Stated problem: Look through the data and write out every line with the word "subtitle" in it.

[Dataset entries on figures]
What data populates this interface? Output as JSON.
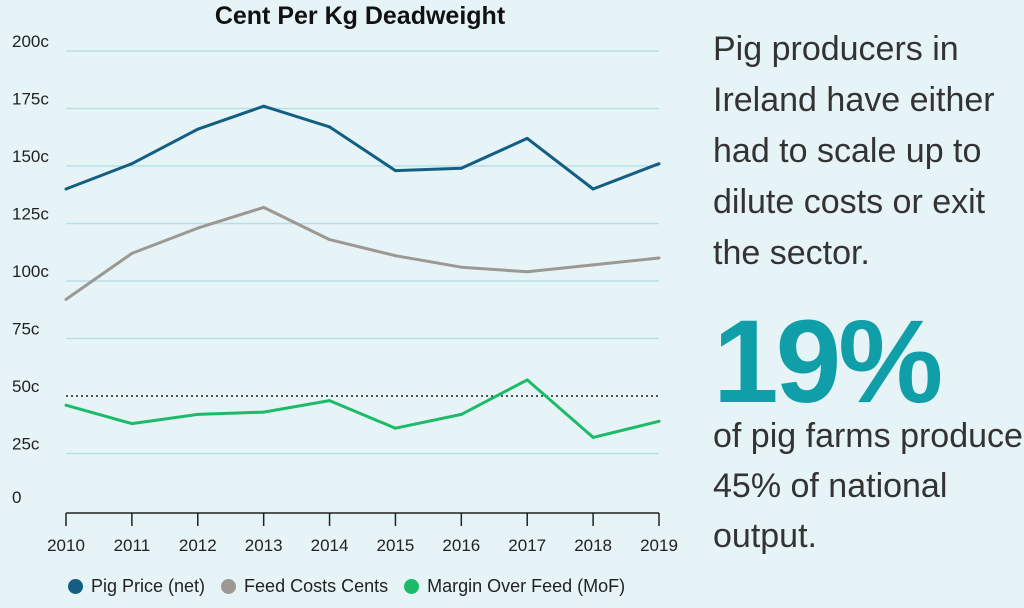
{
  "chart_data": {
    "type": "line",
    "title": "Cent Per Kg Deadweight",
    "categories": [
      "2010",
      "2011",
      "2012",
      "2013",
      "2014",
      "2015",
      "2016",
      "2017",
      "2018",
      "2019"
    ],
    "ylim": [
      0,
      200
    ],
    "yticks": [
      {
        "v": 0,
        "label": "0"
      },
      {
        "v": 25,
        "label": "25c"
      },
      {
        "v": 50,
        "label": "50c"
      },
      {
        "v": 75,
        "label": "75c"
      },
      {
        "v": 100,
        "label": "100c"
      },
      {
        "v": 125,
        "label": "125c"
      },
      {
        "v": 150,
        "label": "150c"
      },
      {
        "v": 175,
        "label": "175c"
      },
      {
        "v": 200,
        "label": "200c"
      }
    ],
    "grid": true,
    "reference_line": {
      "value": 50,
      "style": "dotted"
    },
    "legend_position": "bottom",
    "series": [
      {
        "name": "Pig Price (net)",
        "color": "#135e82",
        "values": [
          140,
          151,
          166,
          176,
          167,
          148,
          149,
          162,
          140,
          151
        ]
      },
      {
        "name": "Feed Costs Cents",
        "color": "#9c9893",
        "values": [
          92,
          112,
          123,
          132,
          118,
          111,
          106,
          104,
          107,
          110
        ]
      },
      {
        "name": "Margin Over Feed (MoF)",
        "color": "#1dbb69",
        "values": [
          46,
          38,
          42,
          43,
          48,
          36,
          42,
          57,
          32,
          39
        ]
      }
    ]
  },
  "side": {
    "headline": "Pig producers in Ireland have either had to scale up to dilute costs or exit the sector.",
    "stat": "19%",
    "stat_caption": "of pig farms produce 45% of national output."
  }
}
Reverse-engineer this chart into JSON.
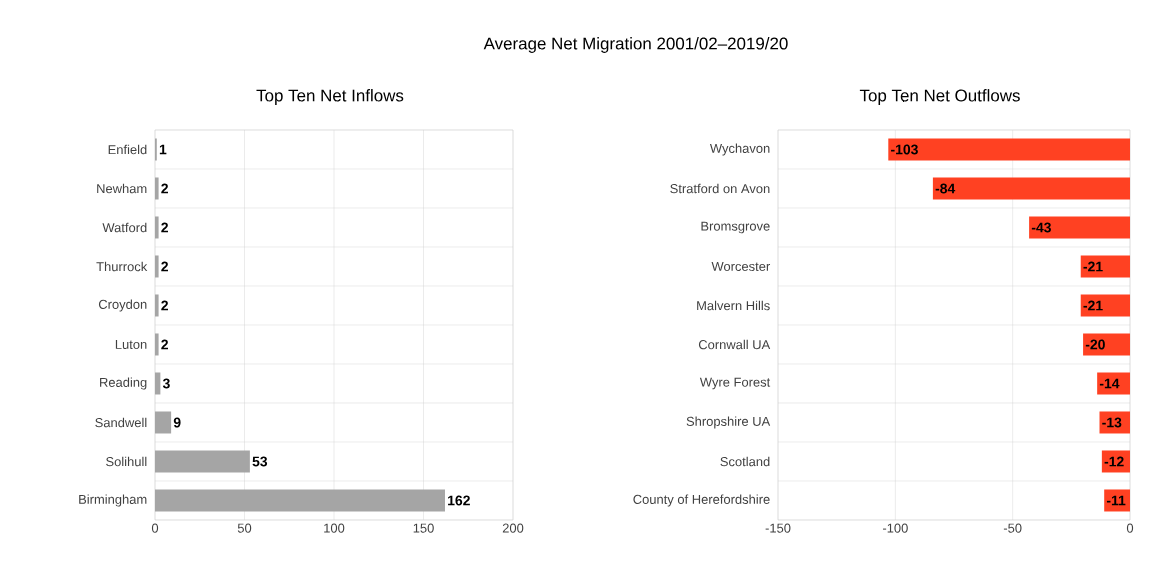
{
  "chart_data": [
    {
      "type": "bar",
      "orientation": "horizontal",
      "title": "Average Net Migration 2001/02–2019/20",
      "subtitle": "Top Ten Net Inflows",
      "categories": [
        "Enfield",
        "Newham",
        "Watford",
        "Thurrock",
        "Croydon",
        "Luton",
        "Reading",
        "Sandwell",
        "Solihull",
        "Birmingham"
      ],
      "values": [
        1,
        2,
        2,
        2,
        2,
        2,
        3,
        9,
        53,
        162
      ],
      "color": "#a5a5a5",
      "data_labels": true,
      "xlim": [
        0,
        200
      ],
      "xticks": [
        0,
        50,
        100,
        150,
        200
      ],
      "grid": true
    },
    {
      "type": "bar",
      "orientation": "horizontal",
      "subtitle": "Top Ten Net Outflows",
      "categories": [
        "Wychavon",
        "Stratford on Avon",
        "Bromsgrove",
        "Worcester",
        "Malvern Hills",
        "Cornwall UA",
        "Wyre Forest",
        "Shropshire UA",
        "Scotland",
        "County of Herefordshire"
      ],
      "values": [
        -103,
        -84,
        -43,
        -21,
        -21,
        -20,
        -14,
        -13,
        -12,
        -11
      ],
      "color": "#ff4122",
      "data_labels": true,
      "xlim": [
        -150,
        0
      ],
      "xticks": [
        -150,
        -100,
        -50,
        0
      ],
      "grid": true
    }
  ]
}
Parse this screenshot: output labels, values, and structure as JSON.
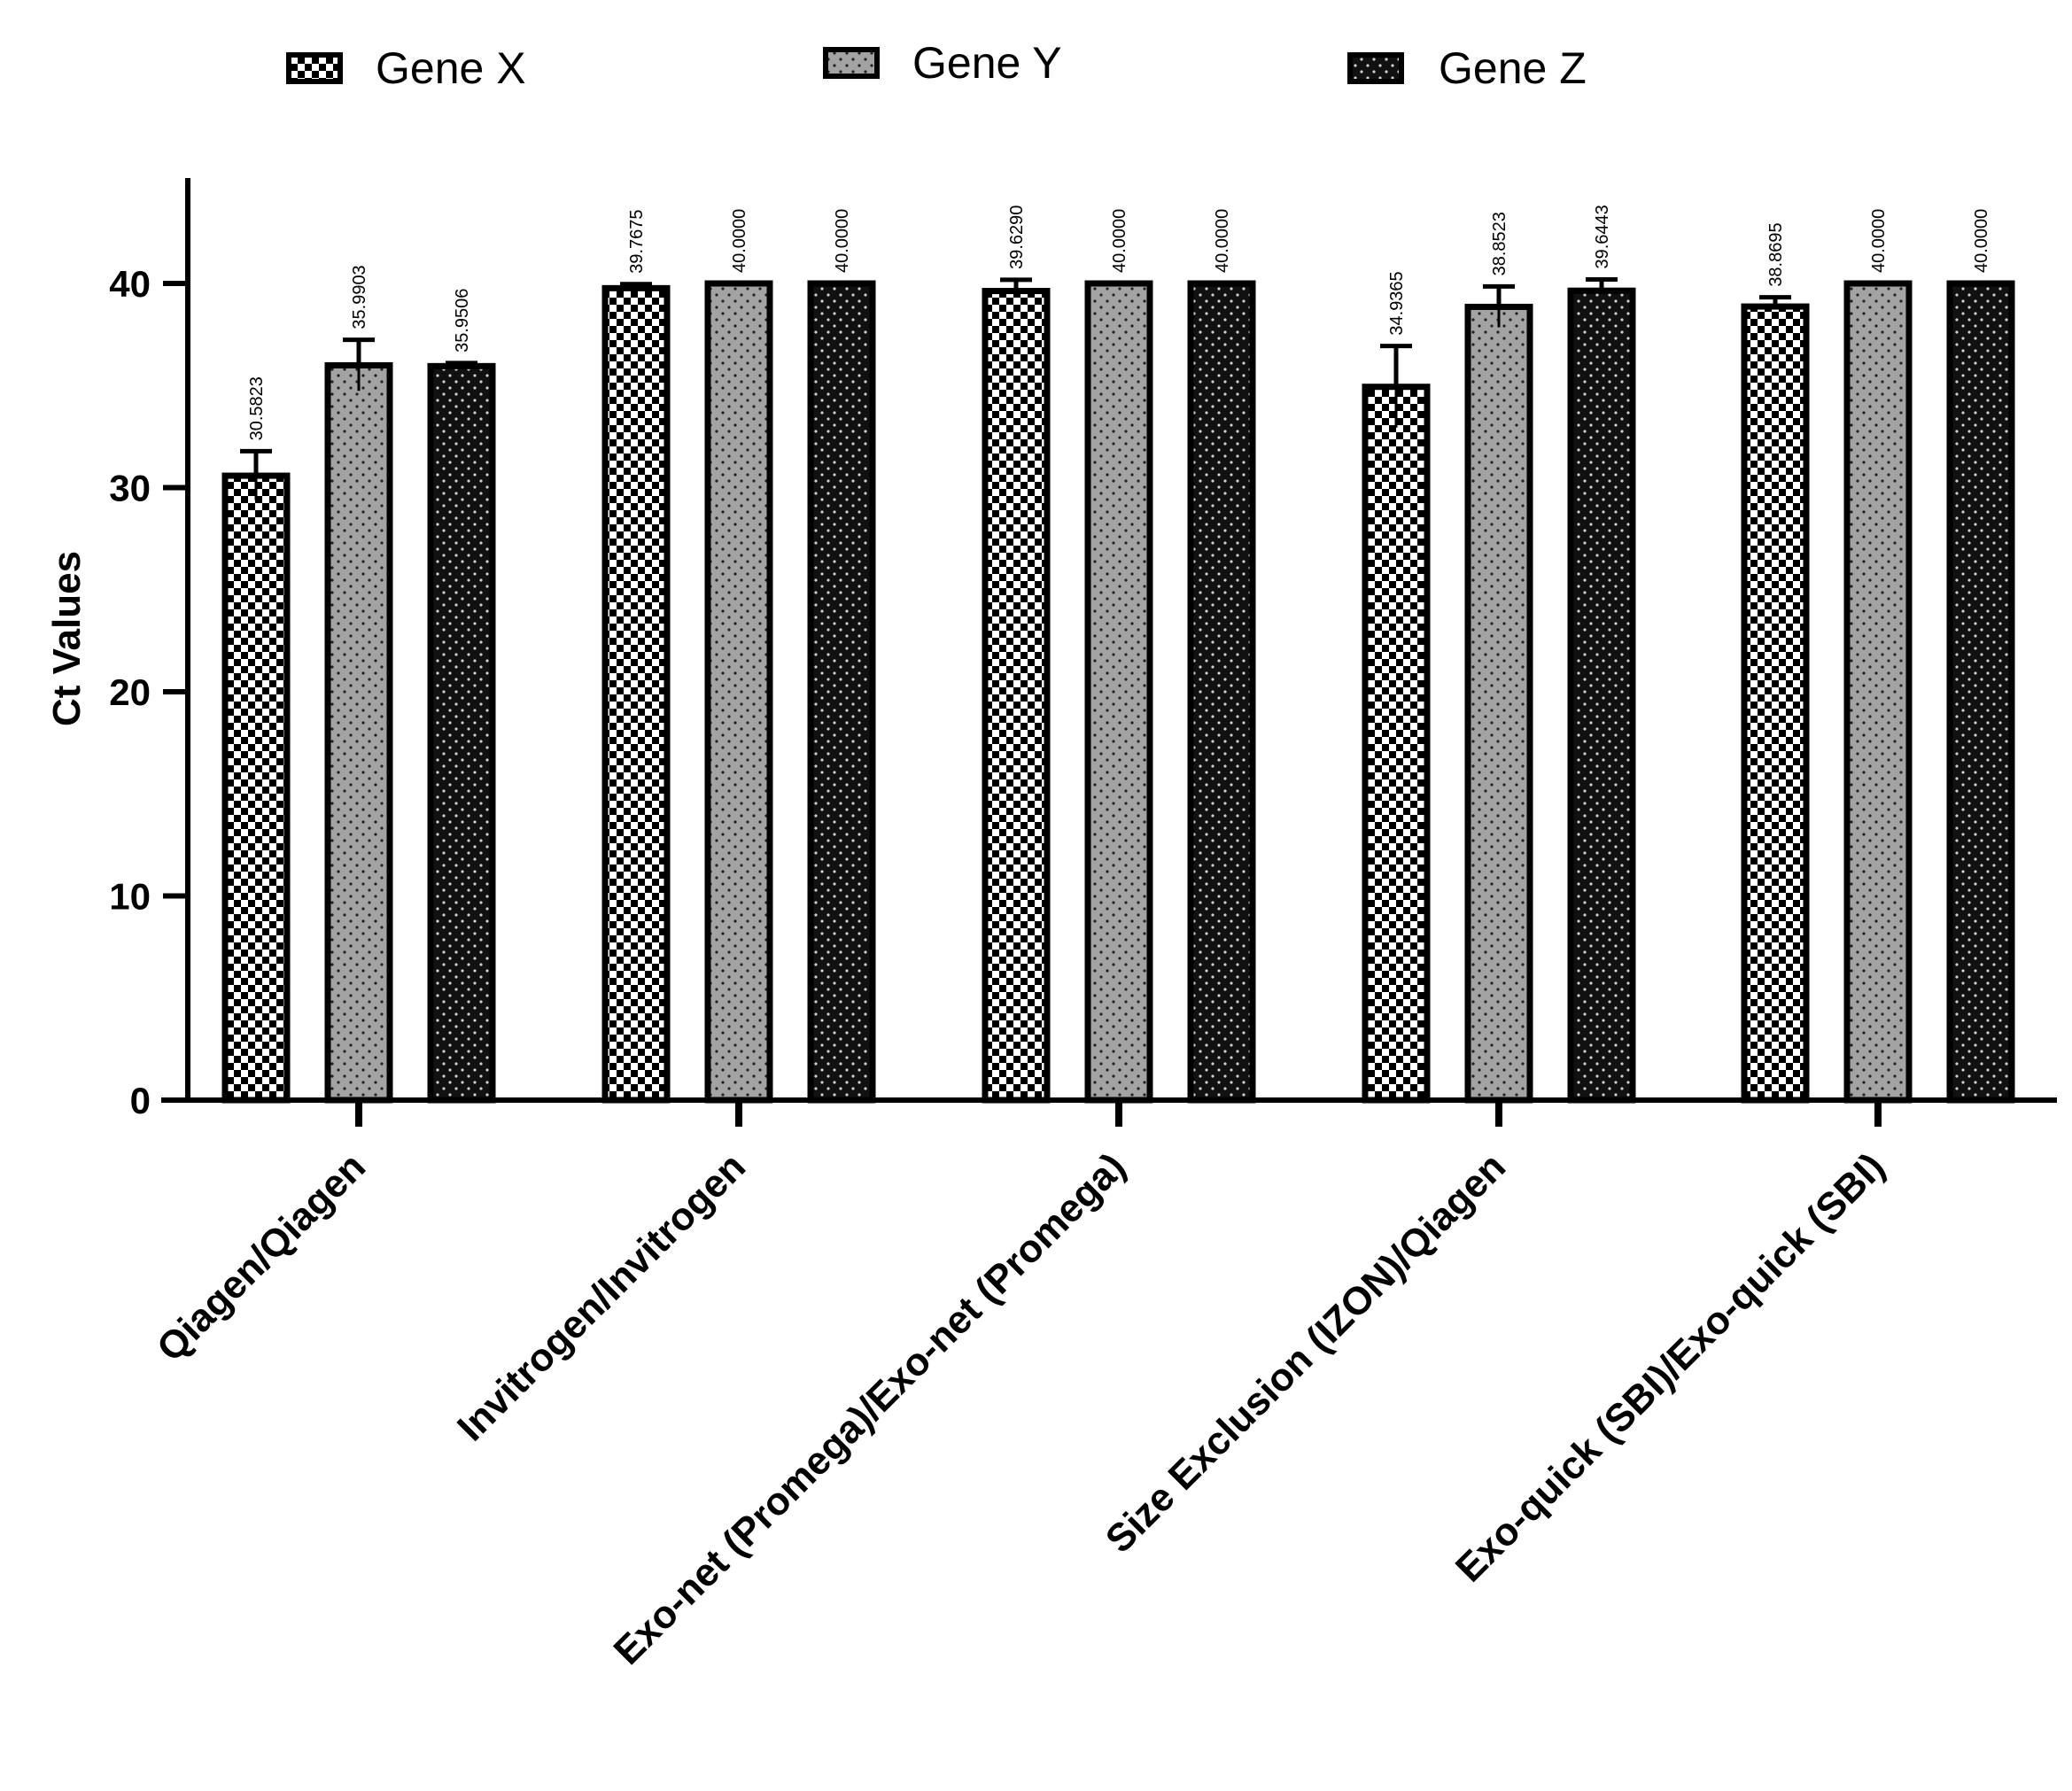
{
  "chart_data": {
    "type": "bar",
    "ylabel": "Ct Values",
    "xlabel": "",
    "ylim": [
      0,
      45
    ],
    "yticks": [
      0,
      10,
      20,
      30,
      40
    ],
    "grid": false,
    "legend_position": "top",
    "categories": [
      "Qiagen/Qiagen",
      "Invitrogen/Invitrogen",
      "Exo-net (Promega)/Exo-net (Promega)",
      "Size Exclusion (IZON)/Qiagen",
      "Exo-quick (SBI)/Exo-quick (SBI)"
    ],
    "series": [
      {
        "name": "Gene X",
        "pattern": "checker",
        "fill": "#ffffff",
        "values": [
          30.5823,
          39.7675,
          39.629,
          34.9365,
          38.8695
        ],
        "labels": [
          "30.5823",
          "39.7675",
          "39.6290",
          "34.9365",
          "38.8695"
        ],
        "errors": [
          1.2,
          0.2,
          0.55,
          2.0,
          0.45
        ]
      },
      {
        "name": "Gene Y",
        "pattern": "dots",
        "fill": "#a3a3a3",
        "values": [
          35.9903,
          40.0,
          40.0,
          38.8523,
          40.0
        ],
        "labels": [
          "35.9903",
          "40.0000",
          "40.0000",
          "38.8523",
          "40.0000"
        ],
        "errors": [
          1.25,
          0,
          0,
          1.0,
          0
        ]
      },
      {
        "name": "Gene Z",
        "pattern": "dots-dark",
        "fill": "#111111",
        "values": [
          35.9506,
          40.0,
          40.0,
          39.6443,
          40.0
        ],
        "labels": [
          "35.9506",
          "40.0000",
          "40.0000",
          "39.6443",
          "40.0000"
        ],
        "errors": [
          0.15,
          0,
          0,
          0.55,
          0
        ]
      }
    ]
  }
}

Solution to this exercise:
      "subtitle": "Top Ten Net Inflows",
      "subtitle": "Top Ten Net Outflows",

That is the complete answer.